— CHALLENGE —
Copy out every line of the records where the string "Paste" occurs.

— MATERIAL SHOWN —
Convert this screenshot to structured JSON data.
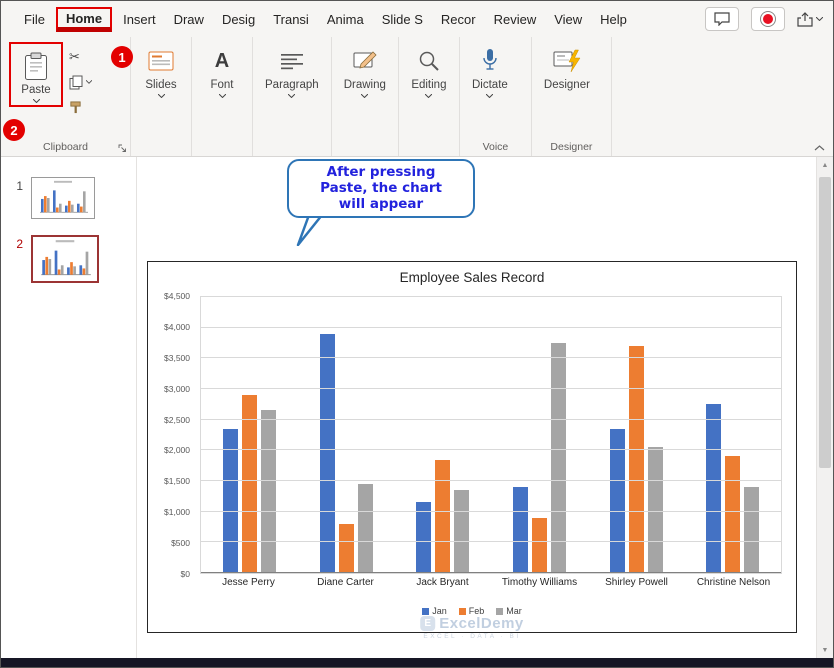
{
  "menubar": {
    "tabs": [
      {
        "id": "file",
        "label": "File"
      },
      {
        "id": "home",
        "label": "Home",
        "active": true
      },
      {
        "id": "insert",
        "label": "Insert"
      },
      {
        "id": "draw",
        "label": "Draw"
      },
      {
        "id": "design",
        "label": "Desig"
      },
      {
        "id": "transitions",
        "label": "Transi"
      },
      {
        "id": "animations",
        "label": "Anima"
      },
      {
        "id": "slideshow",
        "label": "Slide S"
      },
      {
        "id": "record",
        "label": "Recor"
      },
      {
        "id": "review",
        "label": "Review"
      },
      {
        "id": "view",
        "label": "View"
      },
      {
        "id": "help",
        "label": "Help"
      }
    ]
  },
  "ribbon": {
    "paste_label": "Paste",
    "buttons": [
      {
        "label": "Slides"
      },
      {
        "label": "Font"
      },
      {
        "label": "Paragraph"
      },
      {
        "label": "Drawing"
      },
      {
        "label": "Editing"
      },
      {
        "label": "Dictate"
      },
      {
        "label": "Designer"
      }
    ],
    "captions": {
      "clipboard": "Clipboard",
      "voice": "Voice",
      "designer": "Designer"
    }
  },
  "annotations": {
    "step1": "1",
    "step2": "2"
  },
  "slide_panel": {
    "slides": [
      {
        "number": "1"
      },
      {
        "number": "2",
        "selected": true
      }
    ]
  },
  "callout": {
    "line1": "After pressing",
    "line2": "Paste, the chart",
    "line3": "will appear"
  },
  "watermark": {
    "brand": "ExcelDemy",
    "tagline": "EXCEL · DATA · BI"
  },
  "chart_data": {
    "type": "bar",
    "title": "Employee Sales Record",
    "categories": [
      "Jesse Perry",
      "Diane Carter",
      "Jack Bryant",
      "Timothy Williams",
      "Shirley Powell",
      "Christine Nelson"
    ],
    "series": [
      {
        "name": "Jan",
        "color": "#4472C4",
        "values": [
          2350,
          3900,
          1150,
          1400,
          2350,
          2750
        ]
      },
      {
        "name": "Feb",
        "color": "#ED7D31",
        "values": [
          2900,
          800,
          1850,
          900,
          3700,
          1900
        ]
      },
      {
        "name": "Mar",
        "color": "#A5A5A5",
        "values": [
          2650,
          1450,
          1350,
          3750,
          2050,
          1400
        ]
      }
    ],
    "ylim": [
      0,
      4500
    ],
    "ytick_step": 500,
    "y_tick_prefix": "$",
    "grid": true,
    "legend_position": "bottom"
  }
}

— RESULT BELOW —
    "paste_label": "Paste",
    "line2": "Paste, the chart",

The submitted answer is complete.